╔══

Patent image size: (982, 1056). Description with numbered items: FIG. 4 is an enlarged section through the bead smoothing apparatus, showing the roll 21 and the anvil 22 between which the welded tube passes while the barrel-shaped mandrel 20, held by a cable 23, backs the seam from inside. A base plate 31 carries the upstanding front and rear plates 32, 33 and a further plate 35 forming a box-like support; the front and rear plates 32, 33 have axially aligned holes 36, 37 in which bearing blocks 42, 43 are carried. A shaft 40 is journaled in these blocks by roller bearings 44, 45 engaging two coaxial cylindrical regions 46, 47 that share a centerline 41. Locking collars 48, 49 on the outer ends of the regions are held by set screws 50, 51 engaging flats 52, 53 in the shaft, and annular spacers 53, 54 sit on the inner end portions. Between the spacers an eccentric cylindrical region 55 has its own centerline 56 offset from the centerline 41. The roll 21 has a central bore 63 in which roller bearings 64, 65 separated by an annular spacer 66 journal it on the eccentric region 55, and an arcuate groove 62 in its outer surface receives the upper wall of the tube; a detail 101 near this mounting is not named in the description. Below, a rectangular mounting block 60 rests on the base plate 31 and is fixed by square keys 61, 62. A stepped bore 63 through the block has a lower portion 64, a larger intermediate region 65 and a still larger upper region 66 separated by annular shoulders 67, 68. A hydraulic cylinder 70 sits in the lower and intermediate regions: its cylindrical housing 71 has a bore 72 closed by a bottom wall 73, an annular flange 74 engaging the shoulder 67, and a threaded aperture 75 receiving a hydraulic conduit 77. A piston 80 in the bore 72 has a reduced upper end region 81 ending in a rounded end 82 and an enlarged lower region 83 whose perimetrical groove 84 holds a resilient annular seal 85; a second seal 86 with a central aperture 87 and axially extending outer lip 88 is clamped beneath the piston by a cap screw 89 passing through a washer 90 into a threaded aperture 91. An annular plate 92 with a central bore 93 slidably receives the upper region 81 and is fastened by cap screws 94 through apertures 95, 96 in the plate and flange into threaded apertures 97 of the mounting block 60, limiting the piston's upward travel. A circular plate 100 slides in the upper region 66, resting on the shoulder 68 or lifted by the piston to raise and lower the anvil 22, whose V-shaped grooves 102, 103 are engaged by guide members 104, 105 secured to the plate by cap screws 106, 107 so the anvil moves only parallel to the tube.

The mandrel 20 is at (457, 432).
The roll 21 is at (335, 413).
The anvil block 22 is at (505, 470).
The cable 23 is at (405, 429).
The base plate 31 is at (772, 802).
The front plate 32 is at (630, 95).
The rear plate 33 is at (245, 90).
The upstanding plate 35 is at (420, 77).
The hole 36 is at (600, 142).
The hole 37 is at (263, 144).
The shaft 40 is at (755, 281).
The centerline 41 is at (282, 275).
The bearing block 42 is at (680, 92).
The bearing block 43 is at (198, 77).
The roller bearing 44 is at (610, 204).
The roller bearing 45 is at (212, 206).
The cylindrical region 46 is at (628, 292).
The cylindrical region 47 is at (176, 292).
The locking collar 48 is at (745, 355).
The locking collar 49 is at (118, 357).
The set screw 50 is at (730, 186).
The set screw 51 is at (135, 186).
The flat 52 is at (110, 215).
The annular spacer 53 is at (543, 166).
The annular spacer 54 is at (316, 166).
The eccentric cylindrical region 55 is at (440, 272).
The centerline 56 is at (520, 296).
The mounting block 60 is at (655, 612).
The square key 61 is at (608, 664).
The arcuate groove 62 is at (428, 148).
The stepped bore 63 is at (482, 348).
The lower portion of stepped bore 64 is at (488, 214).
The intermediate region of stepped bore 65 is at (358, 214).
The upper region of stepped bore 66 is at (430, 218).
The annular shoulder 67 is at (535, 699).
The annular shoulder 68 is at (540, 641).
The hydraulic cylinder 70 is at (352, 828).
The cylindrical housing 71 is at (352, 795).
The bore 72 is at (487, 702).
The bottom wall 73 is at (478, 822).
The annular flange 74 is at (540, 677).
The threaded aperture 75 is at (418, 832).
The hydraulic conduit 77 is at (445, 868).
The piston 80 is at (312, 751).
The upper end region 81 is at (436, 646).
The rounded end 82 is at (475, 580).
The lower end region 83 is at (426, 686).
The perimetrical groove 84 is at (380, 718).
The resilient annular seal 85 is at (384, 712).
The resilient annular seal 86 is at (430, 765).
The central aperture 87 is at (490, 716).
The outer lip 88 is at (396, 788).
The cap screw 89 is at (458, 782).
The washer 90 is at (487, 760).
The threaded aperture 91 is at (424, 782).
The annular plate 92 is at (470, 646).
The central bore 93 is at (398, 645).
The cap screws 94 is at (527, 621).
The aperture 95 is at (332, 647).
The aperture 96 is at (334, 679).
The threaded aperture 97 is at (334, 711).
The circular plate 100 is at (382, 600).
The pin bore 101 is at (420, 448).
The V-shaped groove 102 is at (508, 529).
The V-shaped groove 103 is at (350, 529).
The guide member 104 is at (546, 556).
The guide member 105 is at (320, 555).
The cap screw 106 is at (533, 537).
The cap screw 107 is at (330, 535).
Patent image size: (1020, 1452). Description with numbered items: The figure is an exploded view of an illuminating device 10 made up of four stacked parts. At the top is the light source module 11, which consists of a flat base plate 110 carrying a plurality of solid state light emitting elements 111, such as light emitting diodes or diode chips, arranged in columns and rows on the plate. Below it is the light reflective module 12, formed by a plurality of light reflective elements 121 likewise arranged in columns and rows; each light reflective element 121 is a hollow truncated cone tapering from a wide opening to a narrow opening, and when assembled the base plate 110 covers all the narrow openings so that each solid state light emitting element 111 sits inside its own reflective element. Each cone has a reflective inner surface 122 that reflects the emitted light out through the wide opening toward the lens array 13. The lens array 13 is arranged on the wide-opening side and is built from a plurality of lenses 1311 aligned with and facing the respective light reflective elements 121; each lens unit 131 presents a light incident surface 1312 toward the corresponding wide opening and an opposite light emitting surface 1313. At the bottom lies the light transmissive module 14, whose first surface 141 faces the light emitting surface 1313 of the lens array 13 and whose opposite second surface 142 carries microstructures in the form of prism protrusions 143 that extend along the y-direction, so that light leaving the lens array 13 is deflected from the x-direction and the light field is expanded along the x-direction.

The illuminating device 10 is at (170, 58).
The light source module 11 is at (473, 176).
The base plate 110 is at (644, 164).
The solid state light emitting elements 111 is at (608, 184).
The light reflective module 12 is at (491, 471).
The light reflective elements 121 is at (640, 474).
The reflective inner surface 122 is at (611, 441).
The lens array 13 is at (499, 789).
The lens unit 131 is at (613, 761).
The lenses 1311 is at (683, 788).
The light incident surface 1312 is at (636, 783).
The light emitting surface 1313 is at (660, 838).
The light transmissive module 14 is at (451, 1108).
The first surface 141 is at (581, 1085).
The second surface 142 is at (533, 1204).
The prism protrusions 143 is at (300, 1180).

╚══

● What needs to be done
Pick out each line in the items above that contains the string "array", and copy those lines.

● Full response
Patent image size: (1020, 1452). Description with numbered items: The figure is an exploded view of an illuminating device 10 made up of four stacked parts. At the top is the light source module 11, which consists of a flat base plate 110 carrying a plurality of solid state light emitting elements 111, such as light emitting diodes or diode chips, arranged in columns and rows on the plate. Below it is the light reflective module 12, formed by a plurality of light reflective elements 121 likewise arranged in columns and rows; each light reflective element 121 is a hollow truncated cone tapering from a wide opening to a narrow opening, and when assembled the base plate 110 covers all the narrow openings so that each solid state light emitting element 111 sits inside its own reflective element. Each cone has a reflective inner surface 122 that reflects the emitted light out through the wide opening toward the lens array 13. The lens array 13 is arranged on the wide-opening side and is built from a plurality of lenses 1311 aligned with and facing the respective light reflective elements 121; each lens unit 131 presents a light incident surface 1312 toward the corresponding wide opening and an opposite light emitting surface 1313. At the bottom lies the light transmissive module 14, whose first surface 141 faces the light emitting surface 1313 of the lens array 13 and whose opposite second surface 142 carries microstructures in the form of prism protrusions 143 that extend along the y-direction, so that light leaving the lens array 13 is deflected from the x-direction and the light field is expanded along the x-direction.
The lens array 13 is at (499, 789).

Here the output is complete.